→ TASK INSTRUCTIONS
Restate every entry word for word.
— begin RECORDS SUPPLIED —
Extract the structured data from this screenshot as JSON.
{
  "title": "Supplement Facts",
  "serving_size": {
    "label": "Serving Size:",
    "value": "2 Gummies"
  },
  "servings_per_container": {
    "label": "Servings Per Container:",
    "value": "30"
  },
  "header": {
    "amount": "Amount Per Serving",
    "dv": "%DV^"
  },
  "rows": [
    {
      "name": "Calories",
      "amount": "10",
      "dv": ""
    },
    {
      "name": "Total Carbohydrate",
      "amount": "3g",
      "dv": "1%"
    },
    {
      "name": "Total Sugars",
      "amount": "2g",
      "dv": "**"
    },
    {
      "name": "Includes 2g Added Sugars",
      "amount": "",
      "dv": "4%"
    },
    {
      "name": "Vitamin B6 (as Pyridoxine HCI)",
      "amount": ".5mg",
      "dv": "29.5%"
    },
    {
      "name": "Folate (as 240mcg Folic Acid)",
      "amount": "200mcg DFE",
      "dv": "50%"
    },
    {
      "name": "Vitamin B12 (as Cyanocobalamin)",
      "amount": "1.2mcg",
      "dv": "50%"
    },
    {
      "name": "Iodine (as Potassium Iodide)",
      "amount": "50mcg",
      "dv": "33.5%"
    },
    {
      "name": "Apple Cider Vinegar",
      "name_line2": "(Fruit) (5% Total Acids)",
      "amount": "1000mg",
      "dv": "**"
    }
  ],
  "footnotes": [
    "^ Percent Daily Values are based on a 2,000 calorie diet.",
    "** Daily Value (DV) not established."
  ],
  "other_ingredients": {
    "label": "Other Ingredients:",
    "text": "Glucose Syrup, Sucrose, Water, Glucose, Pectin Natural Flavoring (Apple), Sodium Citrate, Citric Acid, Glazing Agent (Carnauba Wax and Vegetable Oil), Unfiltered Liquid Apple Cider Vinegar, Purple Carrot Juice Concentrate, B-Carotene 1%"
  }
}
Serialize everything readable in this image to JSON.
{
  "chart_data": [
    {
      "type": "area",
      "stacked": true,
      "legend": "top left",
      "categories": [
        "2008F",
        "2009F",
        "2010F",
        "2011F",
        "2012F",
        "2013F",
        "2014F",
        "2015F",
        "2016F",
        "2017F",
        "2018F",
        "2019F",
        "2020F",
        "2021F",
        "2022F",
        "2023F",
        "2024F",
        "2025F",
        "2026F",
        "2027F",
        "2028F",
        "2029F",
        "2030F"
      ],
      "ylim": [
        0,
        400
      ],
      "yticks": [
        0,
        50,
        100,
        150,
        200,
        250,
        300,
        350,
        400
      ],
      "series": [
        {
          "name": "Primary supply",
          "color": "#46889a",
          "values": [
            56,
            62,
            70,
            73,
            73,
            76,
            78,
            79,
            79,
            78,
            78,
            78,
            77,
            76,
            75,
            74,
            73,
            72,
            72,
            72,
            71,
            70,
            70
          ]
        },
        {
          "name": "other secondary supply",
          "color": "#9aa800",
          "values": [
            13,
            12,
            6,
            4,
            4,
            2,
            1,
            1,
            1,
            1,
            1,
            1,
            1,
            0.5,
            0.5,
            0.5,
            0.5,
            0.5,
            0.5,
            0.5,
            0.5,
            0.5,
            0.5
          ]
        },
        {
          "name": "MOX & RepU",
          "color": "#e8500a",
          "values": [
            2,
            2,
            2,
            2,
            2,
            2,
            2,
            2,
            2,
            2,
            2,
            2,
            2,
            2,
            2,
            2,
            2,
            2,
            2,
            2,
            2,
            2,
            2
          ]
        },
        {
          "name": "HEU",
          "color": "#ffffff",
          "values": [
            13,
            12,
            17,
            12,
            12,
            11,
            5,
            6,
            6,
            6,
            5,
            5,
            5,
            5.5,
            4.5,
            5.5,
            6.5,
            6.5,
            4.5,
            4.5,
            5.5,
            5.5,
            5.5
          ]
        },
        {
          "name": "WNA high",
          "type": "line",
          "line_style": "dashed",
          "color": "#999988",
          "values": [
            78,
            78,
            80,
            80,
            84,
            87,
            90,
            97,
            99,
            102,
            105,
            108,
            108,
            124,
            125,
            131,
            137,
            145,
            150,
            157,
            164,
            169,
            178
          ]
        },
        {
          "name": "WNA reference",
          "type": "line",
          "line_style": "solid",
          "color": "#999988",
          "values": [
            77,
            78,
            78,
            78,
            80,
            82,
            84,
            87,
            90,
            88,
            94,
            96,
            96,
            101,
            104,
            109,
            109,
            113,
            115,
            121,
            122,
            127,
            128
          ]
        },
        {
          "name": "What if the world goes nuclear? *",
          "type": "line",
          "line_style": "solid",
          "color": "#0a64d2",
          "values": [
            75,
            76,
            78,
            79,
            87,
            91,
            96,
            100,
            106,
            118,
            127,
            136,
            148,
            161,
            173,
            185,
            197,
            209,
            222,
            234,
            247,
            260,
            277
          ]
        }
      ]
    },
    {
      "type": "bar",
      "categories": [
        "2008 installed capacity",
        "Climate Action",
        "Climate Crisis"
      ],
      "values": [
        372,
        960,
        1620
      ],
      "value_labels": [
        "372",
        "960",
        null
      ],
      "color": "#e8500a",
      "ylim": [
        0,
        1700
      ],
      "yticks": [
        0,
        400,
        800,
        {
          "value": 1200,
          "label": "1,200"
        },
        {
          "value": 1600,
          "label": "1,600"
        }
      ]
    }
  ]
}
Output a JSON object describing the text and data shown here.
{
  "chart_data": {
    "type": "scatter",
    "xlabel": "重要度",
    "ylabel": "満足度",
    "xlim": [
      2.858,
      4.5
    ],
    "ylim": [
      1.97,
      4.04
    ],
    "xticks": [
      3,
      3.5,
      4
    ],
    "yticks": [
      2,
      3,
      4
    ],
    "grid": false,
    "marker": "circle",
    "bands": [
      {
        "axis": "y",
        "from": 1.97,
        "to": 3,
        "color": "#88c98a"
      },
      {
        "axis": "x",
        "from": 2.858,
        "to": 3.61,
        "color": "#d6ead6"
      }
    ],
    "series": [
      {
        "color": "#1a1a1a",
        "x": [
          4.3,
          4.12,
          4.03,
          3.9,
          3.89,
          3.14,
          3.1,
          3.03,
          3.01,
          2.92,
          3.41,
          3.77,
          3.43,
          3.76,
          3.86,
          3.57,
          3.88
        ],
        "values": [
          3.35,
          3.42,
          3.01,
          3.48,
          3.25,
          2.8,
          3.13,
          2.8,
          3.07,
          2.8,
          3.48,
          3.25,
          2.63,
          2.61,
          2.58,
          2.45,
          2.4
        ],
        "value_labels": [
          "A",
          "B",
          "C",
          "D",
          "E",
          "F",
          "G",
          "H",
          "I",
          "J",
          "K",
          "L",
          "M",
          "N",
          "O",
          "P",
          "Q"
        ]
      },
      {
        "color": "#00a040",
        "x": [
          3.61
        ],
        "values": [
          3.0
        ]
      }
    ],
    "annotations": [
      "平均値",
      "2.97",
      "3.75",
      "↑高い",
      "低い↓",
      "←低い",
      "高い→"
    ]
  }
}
— end RECORDS SUPPLIED —
→ RIGHT ANSWER
Extract the structured data from this screenshot as JSON.
{
  "title": "Supplement Facts",
  "serving_size": {
    "label": "Serving Size:",
    "value": "2 Gummies"
  },
  "servings_per_container": {
    "label": "Servings Per Container:",
    "value": "30"
  },
  "header": {
    "amount": "Amount Per Serving",
    "dv": "%DV^"
  },
  "rows": [
    {
      "name": "Calories",
      "amount": "10",
      "dv": ""
    },
    {
      "name": "Total Carbohydrate",
      "amount": "3g",
      "dv": "1%"
    },
    {
      "name": "Total Sugars",
      "amount": "2g",
      "dv": "**"
    },
    {
      "name": "Includes 2g Added Sugars",
      "amount": "",
      "dv": "4%"
    },
    {
      "name": "Vitamin B6 (as Pyridoxine HCI)",
      "amount": ".5mg",
      "dv": "29.5%"
    },
    {
      "name": "Folate (as 240mcg Folic Acid)",
      "amount": "200mcg DFE",
      "dv": "50%"
    },
    {
      "name": "Vitamin B12 (as Cyanocobalamin)",
      "amount": "1.2mcg",
      "dv": "50%"
    },
    {
      "name": "Iodine (as Potassium Iodide)",
      "amount": "50mcg",
      "dv": "33.5%"
    },
    {
      "name": "Apple Cider Vinegar",
      "name_line2": "(Fruit) (5% Total Acids)",
      "amount": "1000mg",
      "dv": "**"
    }
  ],
  "footnotes": [
    "^ Percent Daily Values are based on a 2,000 calorie diet.",
    "** Daily Value (DV) not established."
  ],
  "other_ingredients": {
    "label": "Other Ingredients:",
    "text": "Glucose Syrup, Sucrose, Water, Glucose, Pectin Natural Flavoring (Apple), Sodium Citrate, Citric Acid, Glazing Agent (Carnauba Wax and Vegetable Oil), Unfiltered Liquid Apple Cider Vinegar, Purple Carrot Juice Concentrate, B-Carotene 1%"
  }
}
Serialize everything readable in this image to JSON.
{
  "chart_data": [
    {
      "type": "area",
      "stacked": true,
      "legend": "top left",
      "categories": [
        "2008F",
        "2009F",
        "2010F",
        "2011F",
        "2012F",
        "2013F",
        "2014F",
        "2015F",
        "2016F",
        "2017F",
        "2018F",
        "2019F",
        "2020F",
        "2021F",
        "2022F",
        "2023F",
        "2024F",
        "2025F",
        "2026F",
        "2027F",
        "2028F",
        "2029F",
        "2030F"
      ],
      "ylim": [
        0,
        400
      ],
      "yticks": [
        0,
        50,
        100,
        150,
        200,
        250,
        300,
        350,
        400
      ],
      "series": [
        {
          "name": "Primary supply",
          "color": "#46889a",
          "values": [
            56,
            62,
            70,
            73,
            73,
            76,
            78,
            79,
            79,
            78,
            78,
            78,
            77,
            76,
            75,
            74,
            73,
            72,
            72,
            72,
            71,
            70,
            70
          ]
        },
        {
          "name": "other secondary supply",
          "color": "#9aa800",
          "values": [
            13,
            12,
            6,
            4,
            4,
            2,
            1,
            1,
            1,
            1,
            1,
            1,
            1,
            0.5,
            0.5,
            0.5,
            0.5,
            0.5,
            0.5,
            0.5,
            0.5,
            0.5,
            0.5
          ]
        },
        {
          "name": "MOX & RepU",
          "color": "#e8500a",
          "values": [
            2,
            2,
            2,
            2,
            2,
            2,
            2,
            2,
            2,
            2,
            2,
            2,
            2,
            2,
            2,
            2,
            2,
            2,
            2,
            2,
            2,
            2,
            2
          ]
        },
        {
          "name": "HEU",
          "color": "#ffffff",
          "values": [
            13,
            12,
            17,
            12,
            12,
            11,
            5,
            6,
            6,
            6,
            5,
            5,
            5,
            5.5,
            4.5,
            5.5,
            6.5,
            6.5,
            4.5,
            4.5,
            5.5,
            5.5,
            5.5
          ]
        },
        {
          "name": "WNA high",
          "type": "line",
          "line_style": "dashed",
          "color": "#999988",
          "values": [
            78,
            78,
            80,
            80,
            84,
            87,
            90,
            97,
            99,
            102,
            105,
            108,
            108,
            124,
            125,
            131,
            137,
            145,
            150,
            157,
            164,
            169,
            178
          ]
        },
        {
          "name": "WNA reference",
          "type": "line",
          "line_style": "solid",
          "color": "#999988",
          "values": [
            77,
            78,
            78,
            78,
            80,
            82,
            84,
            87,
            90,
            88,
            94,
            96,
            96,
            101,
            104,
            109,
            109,
            113,
            115,
            121,
            122,
            127,
            128
          ]
        },
        {
          "name": "What if the world goes nuclear? *",
          "type": "line",
          "line_style": "solid",
          "color": "#0a64d2",
          "values": [
            75,
            76,
            78,
            79,
            87,
            91,
            96,
            100,
            106,
            118,
            127,
            136,
            148,
            161,
            173,
            185,
            197,
            209,
            222,
            234,
            247,
            260,
            277
          ]
        }
      ]
    },
    {
      "type": "bar",
      "categories": [
        "2008 installed capacity",
        "Climate Action",
        "Climate Crisis"
      ],
      "values": [
        372,
        960,
        1620
      ],
      "value_labels": [
        "372",
        "960",
        null
      ],
      "color": "#e8500a",
      "ylim": [
        0,
        1700
      ],
      "yticks": [
        0,
        400,
        800,
        {
          "value": 1200,
          "label": "1,200"
        },
        {
          "value": 1600,
          "label": "1,600"
        }
      ]
    }
  ]
}
Output a JSON object describing the text and data shown here.
{
  "chart_data": {
    "type": "scatter",
    "xlabel": "重要度",
    "ylabel": "満足度",
    "xlim": [
      2.858,
      4.5
    ],
    "ylim": [
      1.97,
      4.04
    ],
    "xticks": [
      3,
      3.5,
      4
    ],
    "yticks": [
      2,
      3,
      4
    ],
    "grid": false,
    "marker": "circle",
    "bands": [
      {
        "axis": "y",
        "from": 1.97,
        "to": 3,
        "color": "#88c98a"
      },
      {
        "axis": "x",
        "from": 2.858,
        "to": 3.61,
        "color": "#d6ead6"
      }
    ],
    "series": [
      {
        "color": "#1a1a1a",
        "x": [
          4.3,
          4.12,
          4.03,
          3.9,
          3.89,
          3.14,
          3.1,
          3.03,
          3.01,
          2.92,
          3.41,
          3.77,
          3.43,
          3.76,
          3.86,
          3.57,
          3.88
        ],
        "values": [
          3.35,
          3.42,
          3.01,
          3.48,
          3.25,
          2.8,
          3.13,
          2.8,
          3.07,
          2.8,
          3.48,
          3.25,
          2.63,
          2.61,
          2.58,
          2.45,
          2.4
        ],
        "value_labels": [
          "A",
          "B",
          "C",
          "D",
          "E",
          "F",
          "G",
          "H",
          "I",
          "J",
          "K",
          "L",
          "M",
          "N",
          "O",
          "P",
          "Q"
        ]
      },
      {
        "color": "#00a040",
        "x": [
          3.61
        ],
        "values": [
          3.0
        ]
      }
    ],
    "annotations": [
      "平均値",
      "2.97",
      "3.75",
      "↑高い",
      "低い↓",
      "←低い",
      "高い→"
    ]
  }
}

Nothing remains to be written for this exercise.